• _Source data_
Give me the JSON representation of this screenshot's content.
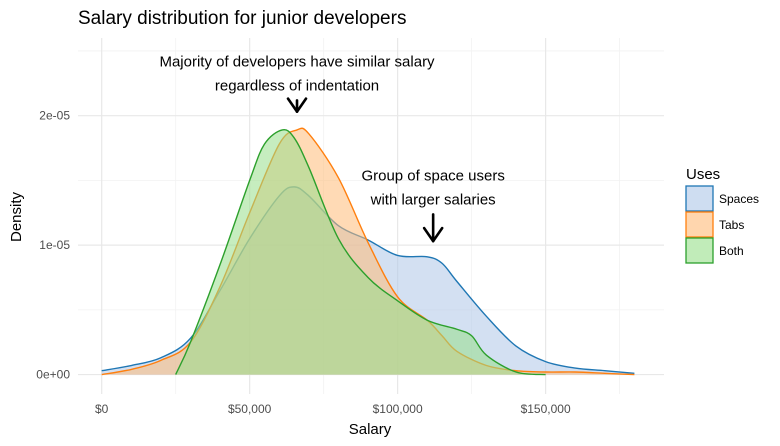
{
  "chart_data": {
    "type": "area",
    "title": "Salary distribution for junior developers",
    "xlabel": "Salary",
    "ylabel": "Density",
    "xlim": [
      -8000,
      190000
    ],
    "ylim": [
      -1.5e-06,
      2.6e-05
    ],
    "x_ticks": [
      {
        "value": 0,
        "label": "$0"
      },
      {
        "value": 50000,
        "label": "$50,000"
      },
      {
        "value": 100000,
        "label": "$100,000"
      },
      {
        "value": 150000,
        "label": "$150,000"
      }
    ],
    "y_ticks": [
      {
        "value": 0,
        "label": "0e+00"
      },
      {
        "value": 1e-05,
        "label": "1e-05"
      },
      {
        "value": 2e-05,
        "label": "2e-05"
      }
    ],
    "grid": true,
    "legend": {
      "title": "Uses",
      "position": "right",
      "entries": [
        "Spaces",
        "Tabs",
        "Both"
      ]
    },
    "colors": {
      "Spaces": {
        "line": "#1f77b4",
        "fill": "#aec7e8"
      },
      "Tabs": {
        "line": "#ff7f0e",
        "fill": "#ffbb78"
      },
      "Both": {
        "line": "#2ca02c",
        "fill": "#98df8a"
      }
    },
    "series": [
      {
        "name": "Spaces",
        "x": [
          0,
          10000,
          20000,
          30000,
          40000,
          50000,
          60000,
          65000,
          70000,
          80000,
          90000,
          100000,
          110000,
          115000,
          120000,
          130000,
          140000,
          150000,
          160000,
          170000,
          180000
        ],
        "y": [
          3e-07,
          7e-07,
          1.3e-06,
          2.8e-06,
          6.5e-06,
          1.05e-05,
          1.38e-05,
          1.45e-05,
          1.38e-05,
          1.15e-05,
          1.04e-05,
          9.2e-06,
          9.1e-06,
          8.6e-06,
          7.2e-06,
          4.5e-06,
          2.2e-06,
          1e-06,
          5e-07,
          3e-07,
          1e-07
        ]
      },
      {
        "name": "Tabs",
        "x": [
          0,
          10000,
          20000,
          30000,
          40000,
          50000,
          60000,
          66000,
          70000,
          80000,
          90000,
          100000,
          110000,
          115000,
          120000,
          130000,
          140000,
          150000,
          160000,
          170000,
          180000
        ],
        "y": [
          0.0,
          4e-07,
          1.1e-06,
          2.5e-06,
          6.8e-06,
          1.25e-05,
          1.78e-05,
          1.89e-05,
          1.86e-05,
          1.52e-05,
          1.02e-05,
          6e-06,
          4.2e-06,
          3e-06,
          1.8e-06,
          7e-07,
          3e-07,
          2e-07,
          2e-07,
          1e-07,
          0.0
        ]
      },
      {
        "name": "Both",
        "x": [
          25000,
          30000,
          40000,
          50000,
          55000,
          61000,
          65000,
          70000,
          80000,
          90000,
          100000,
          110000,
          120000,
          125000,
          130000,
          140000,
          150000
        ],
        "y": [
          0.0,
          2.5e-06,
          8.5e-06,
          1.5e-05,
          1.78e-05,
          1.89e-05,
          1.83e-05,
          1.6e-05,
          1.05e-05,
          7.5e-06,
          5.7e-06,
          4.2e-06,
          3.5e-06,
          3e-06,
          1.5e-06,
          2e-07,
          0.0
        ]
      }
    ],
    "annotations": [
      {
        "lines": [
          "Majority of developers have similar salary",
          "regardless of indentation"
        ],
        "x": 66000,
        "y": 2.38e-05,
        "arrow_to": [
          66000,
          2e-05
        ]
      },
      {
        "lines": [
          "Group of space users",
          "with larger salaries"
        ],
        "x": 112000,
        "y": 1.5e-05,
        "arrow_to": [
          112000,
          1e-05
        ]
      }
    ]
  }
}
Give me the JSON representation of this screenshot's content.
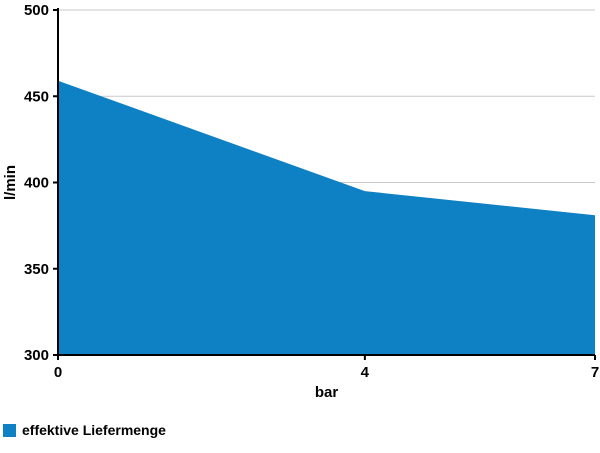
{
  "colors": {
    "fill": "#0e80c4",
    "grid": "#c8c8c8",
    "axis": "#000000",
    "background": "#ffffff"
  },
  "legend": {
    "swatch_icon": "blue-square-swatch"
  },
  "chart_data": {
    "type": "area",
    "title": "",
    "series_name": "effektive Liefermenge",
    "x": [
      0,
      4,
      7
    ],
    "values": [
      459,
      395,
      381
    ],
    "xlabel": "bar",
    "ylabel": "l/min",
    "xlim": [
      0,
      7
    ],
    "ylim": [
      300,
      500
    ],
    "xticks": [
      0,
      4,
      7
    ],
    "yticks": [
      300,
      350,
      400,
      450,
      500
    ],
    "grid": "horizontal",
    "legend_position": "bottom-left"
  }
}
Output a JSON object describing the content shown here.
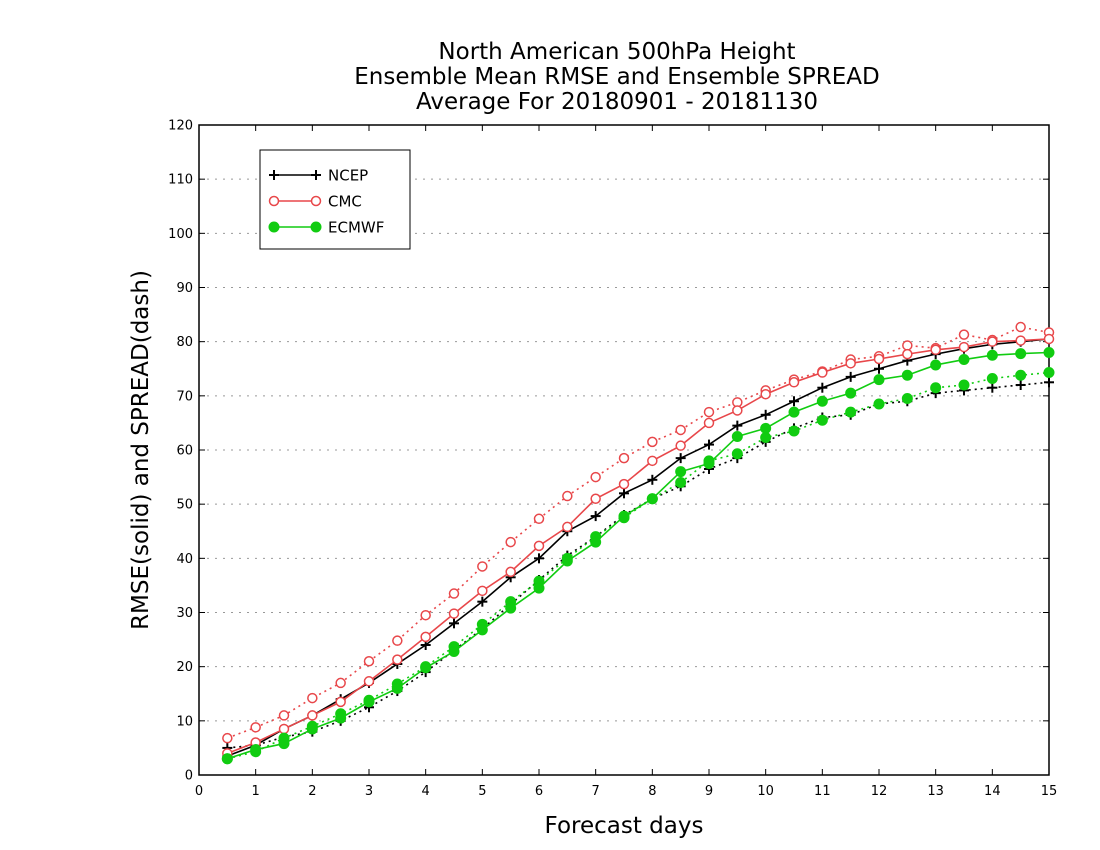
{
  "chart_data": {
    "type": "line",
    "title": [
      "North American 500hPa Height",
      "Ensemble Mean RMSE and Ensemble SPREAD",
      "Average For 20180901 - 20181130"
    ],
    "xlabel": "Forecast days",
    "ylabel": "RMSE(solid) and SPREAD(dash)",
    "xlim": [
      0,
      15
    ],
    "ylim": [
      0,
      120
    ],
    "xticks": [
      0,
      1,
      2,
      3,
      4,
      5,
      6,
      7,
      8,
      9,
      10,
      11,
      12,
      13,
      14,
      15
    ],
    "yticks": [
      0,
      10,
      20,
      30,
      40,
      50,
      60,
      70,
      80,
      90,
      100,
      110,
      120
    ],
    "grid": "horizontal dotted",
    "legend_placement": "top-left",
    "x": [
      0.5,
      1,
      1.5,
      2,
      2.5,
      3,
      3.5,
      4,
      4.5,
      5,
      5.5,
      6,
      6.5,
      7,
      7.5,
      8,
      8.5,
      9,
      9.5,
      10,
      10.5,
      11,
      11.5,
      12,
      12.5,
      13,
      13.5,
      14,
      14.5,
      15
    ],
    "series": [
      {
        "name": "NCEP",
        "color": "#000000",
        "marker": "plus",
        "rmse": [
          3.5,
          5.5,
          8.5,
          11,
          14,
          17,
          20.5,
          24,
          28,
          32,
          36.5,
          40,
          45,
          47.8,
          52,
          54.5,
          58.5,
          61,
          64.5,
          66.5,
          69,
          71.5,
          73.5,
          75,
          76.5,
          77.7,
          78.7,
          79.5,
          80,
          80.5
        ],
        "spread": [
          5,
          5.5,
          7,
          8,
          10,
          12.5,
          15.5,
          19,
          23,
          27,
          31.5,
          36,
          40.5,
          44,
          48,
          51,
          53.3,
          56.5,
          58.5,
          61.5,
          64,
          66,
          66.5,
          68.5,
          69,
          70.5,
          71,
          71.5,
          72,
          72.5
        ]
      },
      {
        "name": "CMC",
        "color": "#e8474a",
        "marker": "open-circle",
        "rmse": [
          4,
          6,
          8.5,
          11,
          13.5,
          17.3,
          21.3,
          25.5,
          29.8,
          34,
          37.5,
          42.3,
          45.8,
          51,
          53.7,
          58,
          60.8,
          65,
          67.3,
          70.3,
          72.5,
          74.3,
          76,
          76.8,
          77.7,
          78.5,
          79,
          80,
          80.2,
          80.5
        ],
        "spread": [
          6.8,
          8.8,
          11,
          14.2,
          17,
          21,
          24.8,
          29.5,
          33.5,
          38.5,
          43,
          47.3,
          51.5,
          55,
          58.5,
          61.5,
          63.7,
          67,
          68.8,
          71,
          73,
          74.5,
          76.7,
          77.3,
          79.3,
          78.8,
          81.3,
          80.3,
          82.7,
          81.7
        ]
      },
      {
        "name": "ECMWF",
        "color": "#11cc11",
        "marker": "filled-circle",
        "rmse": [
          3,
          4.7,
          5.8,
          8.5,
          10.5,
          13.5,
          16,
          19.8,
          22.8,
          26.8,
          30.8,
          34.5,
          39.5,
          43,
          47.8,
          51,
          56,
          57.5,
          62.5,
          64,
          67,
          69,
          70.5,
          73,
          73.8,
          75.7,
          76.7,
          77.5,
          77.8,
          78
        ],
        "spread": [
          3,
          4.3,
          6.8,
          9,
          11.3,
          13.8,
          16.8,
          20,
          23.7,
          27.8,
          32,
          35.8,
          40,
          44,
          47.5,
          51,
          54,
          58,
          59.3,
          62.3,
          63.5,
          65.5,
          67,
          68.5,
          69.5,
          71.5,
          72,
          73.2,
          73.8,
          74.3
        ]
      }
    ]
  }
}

• _Given instruction_
Gather up the lines containing the word "xlabel" from these records and copy them.

• _Correct response_
    "xlabel": "Salary",
    "xlabel": "bar",
    "xlabel": "Forecast days",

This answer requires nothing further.